→ **Listed records**:
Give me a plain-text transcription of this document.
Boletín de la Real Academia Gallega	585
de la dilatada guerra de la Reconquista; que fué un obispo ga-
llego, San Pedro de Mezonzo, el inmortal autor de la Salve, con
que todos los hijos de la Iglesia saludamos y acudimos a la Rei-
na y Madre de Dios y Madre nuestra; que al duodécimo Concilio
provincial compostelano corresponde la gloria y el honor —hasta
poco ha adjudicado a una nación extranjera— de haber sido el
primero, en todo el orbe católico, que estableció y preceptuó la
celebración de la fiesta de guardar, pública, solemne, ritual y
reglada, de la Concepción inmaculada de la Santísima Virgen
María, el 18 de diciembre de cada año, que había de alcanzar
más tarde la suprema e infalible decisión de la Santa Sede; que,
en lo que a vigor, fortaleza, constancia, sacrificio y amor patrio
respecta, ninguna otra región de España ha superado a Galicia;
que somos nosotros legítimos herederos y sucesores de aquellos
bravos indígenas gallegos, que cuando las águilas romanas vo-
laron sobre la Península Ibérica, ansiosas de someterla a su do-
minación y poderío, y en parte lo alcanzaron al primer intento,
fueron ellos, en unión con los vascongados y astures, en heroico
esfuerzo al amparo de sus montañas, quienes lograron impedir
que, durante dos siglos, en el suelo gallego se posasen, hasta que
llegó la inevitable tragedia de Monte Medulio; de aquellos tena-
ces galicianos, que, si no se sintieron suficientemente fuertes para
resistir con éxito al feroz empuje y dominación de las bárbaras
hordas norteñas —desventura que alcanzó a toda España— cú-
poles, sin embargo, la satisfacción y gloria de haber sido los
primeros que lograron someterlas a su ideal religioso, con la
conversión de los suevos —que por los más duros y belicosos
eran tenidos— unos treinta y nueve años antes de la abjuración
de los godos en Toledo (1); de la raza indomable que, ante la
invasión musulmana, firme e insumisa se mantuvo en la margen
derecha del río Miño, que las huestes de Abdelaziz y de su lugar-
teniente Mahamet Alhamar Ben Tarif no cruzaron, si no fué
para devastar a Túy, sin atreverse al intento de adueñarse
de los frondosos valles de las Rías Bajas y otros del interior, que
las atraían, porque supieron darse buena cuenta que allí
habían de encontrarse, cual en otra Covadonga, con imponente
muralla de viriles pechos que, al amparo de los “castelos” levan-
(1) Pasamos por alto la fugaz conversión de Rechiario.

→ **The request**: Search the entries for the word "España", then list each line that holds it.

→ **Worked answer**:
respecta, ninguna otra región de España ha superado a Galicia;
hordas norteñas —desventura que alcanzó a toda España— cú-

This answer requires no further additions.